**What needs to be done:**
Write every entry out again exactly, please, and skip the pictures.

**Material supplied:**
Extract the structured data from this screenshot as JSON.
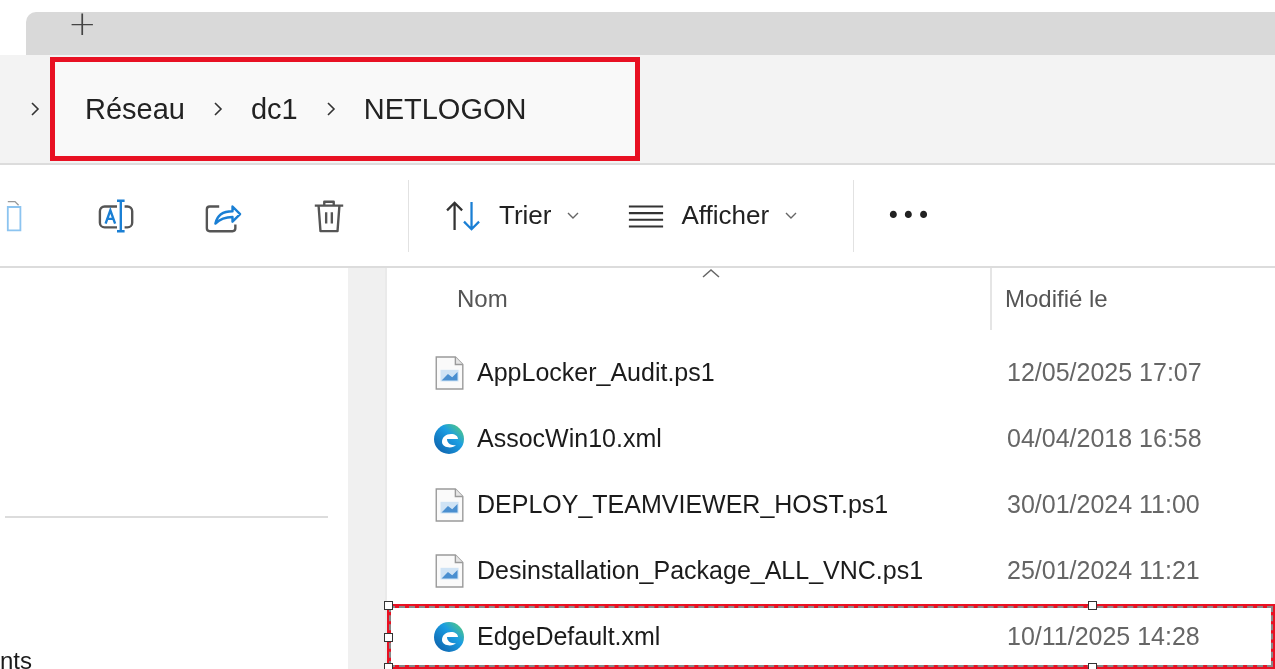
{
  "tab_bar": {
    "new_tab": "+"
  },
  "address_bar": {
    "highlighted": true,
    "breadcrumb": [
      {
        "label": "Réseau"
      },
      {
        "label": "dc1"
      },
      {
        "label": "NETLOGON"
      }
    ]
  },
  "toolbar": {
    "sort": {
      "label": "Trier"
    },
    "view": {
      "label": "Afficher"
    },
    "more": "•••"
  },
  "navigation_pane": {
    "items": [
      {
        "label": "nts"
      }
    ]
  },
  "file_list": {
    "columns": [
      {
        "label": "Nom",
        "sorted": true
      },
      {
        "label": "Modifié le",
        "sorted": false
      }
    ],
    "rows": [
      {
        "kind": "script",
        "name": "AppLocker_Audit.ps1",
        "modified": "12/05/2025 17:07",
        "highlighted": false
      },
      {
        "kind": "edge",
        "name": "AssocWin10.xml",
        "modified": "04/04/2018 16:58",
        "highlighted": false
      },
      {
        "kind": "script",
        "name": "DEPLOY_TEAMVIEWER_HOST.ps1",
        "modified": "30/01/2024 11:00",
        "highlighted": false
      },
      {
        "kind": "script",
        "name": "Desinstallation_Package_ALL_VNC.ps1",
        "modified": "25/01/2024 11:21",
        "highlighted": false
      },
      {
        "kind": "edge",
        "name": "EdgeDefault.xml",
        "modified": "10/11/2025 14:28",
        "highlighted": true
      }
    ]
  }
}
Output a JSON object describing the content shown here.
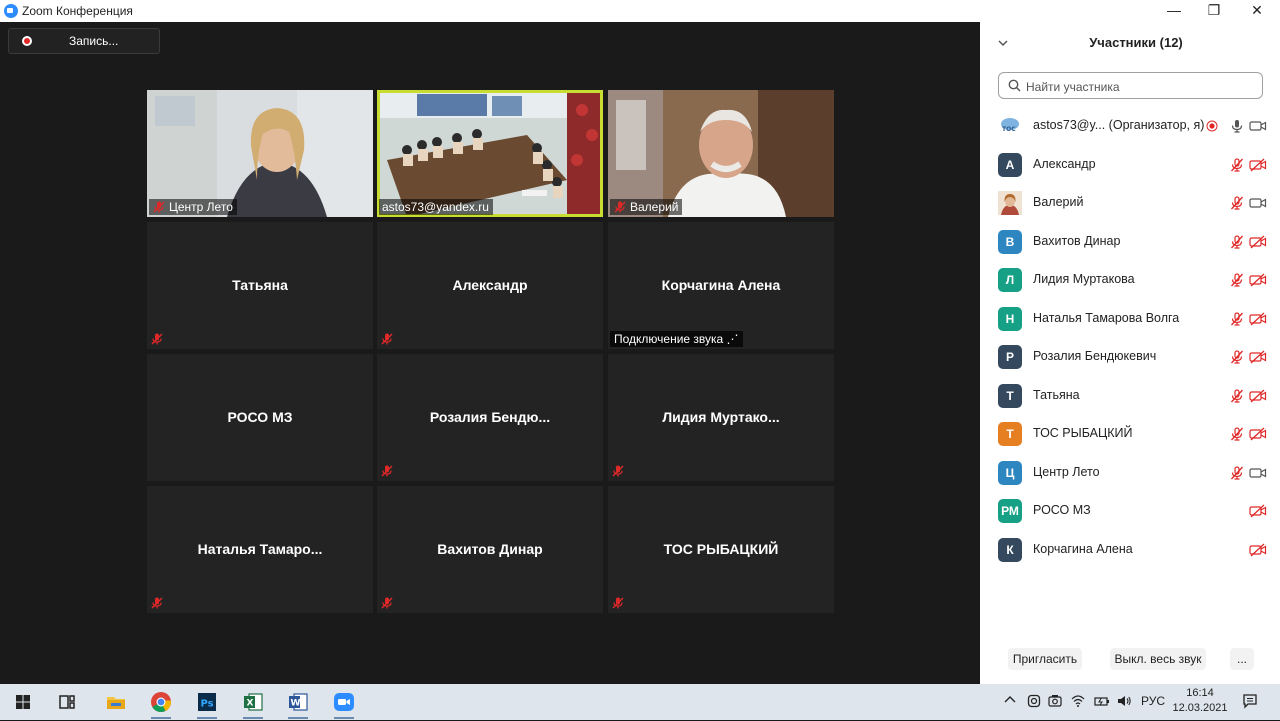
{
  "window": {
    "title": "Zoom Конференция",
    "controls": [
      "—",
      "❐",
      "✕"
    ]
  },
  "recording": {
    "label": "Запись..."
  },
  "tiles": [
    {
      "name": "Центр Лето",
      "video": true,
      "muted": true,
      "kind": "woman"
    },
    {
      "name": "astos73@yandex.ru",
      "video": true,
      "muted": false,
      "kind": "room",
      "active": true
    },
    {
      "name": "Валерий",
      "video": true,
      "muted": true,
      "kind": "man"
    },
    {
      "name": "Татьяна",
      "video": false,
      "muted": true
    },
    {
      "name": "Александр",
      "video": false,
      "muted": true
    },
    {
      "name": "Корчагина Алена",
      "video": false,
      "muted": false,
      "status": "Подключение звука ⋰"
    },
    {
      "name": "РОСО МЗ",
      "video": false,
      "muted": false
    },
    {
      "name": "Розалия  Бендю...",
      "video": false,
      "muted": true
    },
    {
      "name": "Лидия  Муртако...",
      "video": false,
      "muted": true
    },
    {
      "name": "Наталья  Тамаро...",
      "video": false,
      "muted": true
    },
    {
      "name": "Вахитов Динар",
      "video": false,
      "muted": true
    },
    {
      "name": "ТОС РЫБАЦКИЙ",
      "video": false,
      "muted": true
    }
  ],
  "panel": {
    "title": "Участники (12)",
    "search_placeholder": "Найти участника",
    "participants": [
      {
        "initials": "",
        "name": "astos73@y...  (Организатор, я)",
        "color": "#ffffff",
        "avatar": "logo",
        "mic": "on",
        "cam": "on",
        "recording": true
      },
      {
        "initials": "А",
        "name": "Александр",
        "color": "#34495e",
        "mic": "muted",
        "cam": "off"
      },
      {
        "initials": "",
        "name": "Валерий",
        "color": "#c98a5c",
        "avatar": "photo",
        "mic": "muted",
        "cam": "on"
      },
      {
        "initials": "В",
        "name": "Вахитов Динар",
        "color": "#2e86c1",
        "mic": "muted",
        "cam": "off"
      },
      {
        "initials": "Л",
        "name": "Лидия Муртакова",
        "color": "#16a085",
        "mic": "muted",
        "cam": "off"
      },
      {
        "initials": "Н",
        "name": "Наталья Тамарова Волга",
        "color": "#16a085",
        "mic": "muted",
        "cam": "off"
      },
      {
        "initials": "Р",
        "name": "Розалия Бендюкевич",
        "color": "#34495e",
        "mic": "muted",
        "cam": "off"
      },
      {
        "initials": "Т",
        "name": "Татьяна",
        "color": "#34495e",
        "mic": "muted",
        "cam": "off"
      },
      {
        "initials": "Т",
        "name": "ТОС РЫБАЦКИЙ",
        "color": "#e67e22",
        "mic": "muted",
        "cam": "off"
      },
      {
        "initials": "Ц",
        "name": "Центр Лето",
        "color": "#2e86c1",
        "mic": "muted",
        "cam": "on"
      },
      {
        "initials": "РМ",
        "name": "РОСО МЗ",
        "color": "#16a085",
        "mic": "none",
        "cam": "off"
      },
      {
        "initials": "К",
        "name": "Корчагина Алена",
        "color": "#34495e",
        "mic": "none",
        "cam": "off"
      }
    ],
    "invite_label": "Пригласить",
    "mute_all_label": "Выкл. весь звук",
    "more_label": "..."
  },
  "taskbar": {
    "lang": "РУС",
    "time": "16:14",
    "date": "12.03.2021"
  },
  "colors": {
    "accent": "#2d8cff",
    "muted": "#e02828",
    "active_outline": "#c8dc32"
  }
}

**Expected output:**
Extract the structured data from this screenshot as JSON.
{
  "tab_bar": {
    "new_tab": "+"
  },
  "address_bar": {
    "highlighted": true,
    "breadcrumb": [
      {
        "label": "Réseau"
      },
      {
        "label": "dc1"
      },
      {
        "label": "NETLOGON"
      }
    ]
  },
  "toolbar": {
    "sort": {
      "label": "Trier"
    },
    "view": {
      "label": "Afficher"
    },
    "more": "•••"
  },
  "navigation_pane": {
    "items": [
      {
        "label": "nts"
      }
    ]
  },
  "file_list": {
    "columns": [
      {
        "label": "Nom",
        "sorted": true
      },
      {
        "label": "Modifié le",
        "sorted": false
      }
    ],
    "rows": [
      {
        "kind": "script",
        "name": "AppLocker_Audit.ps1",
        "modified": "12/05/2025 17:07",
        "highlighted": false
      },
      {
        "kind": "edge",
        "name": "AssocWin10.xml",
        "modified": "04/04/2018 16:58",
        "highlighted": false
      },
      {
        "kind": "script",
        "name": "DEPLOY_TEAMVIEWER_HOST.ps1",
        "modified": "30/01/2024 11:00",
        "highlighted": false
      },
      {
        "kind": "script",
        "name": "Desinstallation_Package_ALL_VNC.ps1",
        "modified": "25/01/2024 11:21",
        "highlighted": false
      },
      {
        "kind": "edge",
        "name": "EdgeDefault.xml",
        "modified": "10/11/2025 14:28",
        "highlighted": true
      }
    ]
  }
}
Output a JSON object describing the content shown here.
{
  "window": {
    "title": "Zoom Конференция",
    "controls": [
      "—",
      "❐",
      "✕"
    ]
  },
  "recording": {
    "label": "Запись..."
  },
  "tiles": [
    {
      "name": "Центр Лето",
      "video": true,
      "muted": true,
      "kind": "woman"
    },
    {
      "name": "astos73@yandex.ru",
      "video": true,
      "muted": false,
      "kind": "room",
      "active": true
    },
    {
      "name": "Валерий",
      "video": true,
      "muted": true,
      "kind": "man"
    },
    {
      "name": "Татьяна",
      "video": false,
      "muted": true
    },
    {
      "name": "Александр",
      "video": false,
      "muted": true
    },
    {
      "name": "Корчагина Алена",
      "video": false,
      "muted": false,
      "status": "Подключение звука ⋰"
    },
    {
      "name": "РОСО МЗ",
      "video": false,
      "muted": false
    },
    {
      "name": "Розалия  Бендю...",
      "video": false,
      "muted": true
    },
    {
      "name": "Лидия  Муртако...",
      "video": false,
      "muted": true
    },
    {
      "name": "Наталья  Тамаро...",
      "video": false,
      "muted": true
    },
    {
      "name": "Вахитов Динар",
      "video": false,
      "muted": true
    },
    {
      "name": "ТОС РЫБАЦКИЙ",
      "video": false,
      "muted": true
    }
  ],
  "panel": {
    "title": "Участники (12)",
    "search_placeholder": "Найти участника",
    "participants": [
      {
        "initials": "",
        "name": "astos73@y...  (Организатор, я)",
        "color": "#ffffff",
        "avatar": "logo",
        "mic": "on",
        "cam": "on",
        "recording": true
      },
      {
        "initials": "А",
        "name": "Александр",
        "color": "#34495e",
        "mic": "muted",
        "cam": "off"
      },
      {
        "initials": "",
        "name": "Валерий",
        "color": "#c98a5c",
        "avatar": "photo",
        "mic": "muted",
        "cam": "on"
      },
      {
        "initials": "В",
        "name": "Вахитов Динар",
        "color": "#2e86c1",
        "mic": "muted",
        "cam": "off"
      },
      {
        "initials": "Л",
        "name": "Лидия Муртакова",
        "color": "#16a085",
        "mic": "muted",
        "cam": "off"
      },
      {
        "initials": "Н",
        "name": "Наталья Тамарова Волга",
        "color": "#16a085",
        "mic": "muted",
        "cam": "off"
      },
      {
        "initials": "Р",
        "name": "Розалия Бендюкевич",
        "color": "#34495e",
        "mic": "muted",
        "cam": "off"
      },
      {
        "initials": "Т",
        "name": "Татьяна",
        "color": "#34495e",
        "mic": "muted",
        "cam": "off"
      },
      {
        "initials": "Т",
        "name": "ТОС РЫБАЦКИЙ",
        "color": "#e67e22",
        "mic": "muted",
        "cam": "off"
      },
      {
        "initials": "Ц",
        "name": "Центр Лето",
        "color": "#2e86c1",
        "mic": "muted",
        "cam": "on"
      },
      {
        "initials": "РМ",
        "name": "РОСО МЗ",
        "color": "#16a085",
        "mic": "none",
        "cam": "off"
      },
      {
        "initials": "К",
        "name": "Корчагина Алена",
        "color": "#34495e",
        "mic": "none",
        "cam": "off"
      }
    ],
    "invite_label": "Пригласить",
    "mute_all_label": "Выкл. весь звук",
    "more_label": "..."
  },
  "taskbar": {
    "lang": "РУС",
    "time": "16:14",
    "date": "12.03.2021"
  },
  "colors": {
    "accent": "#2d8cff",
    "muted": "#e02828",
    "active_outline": "#c8dc32"
  }
}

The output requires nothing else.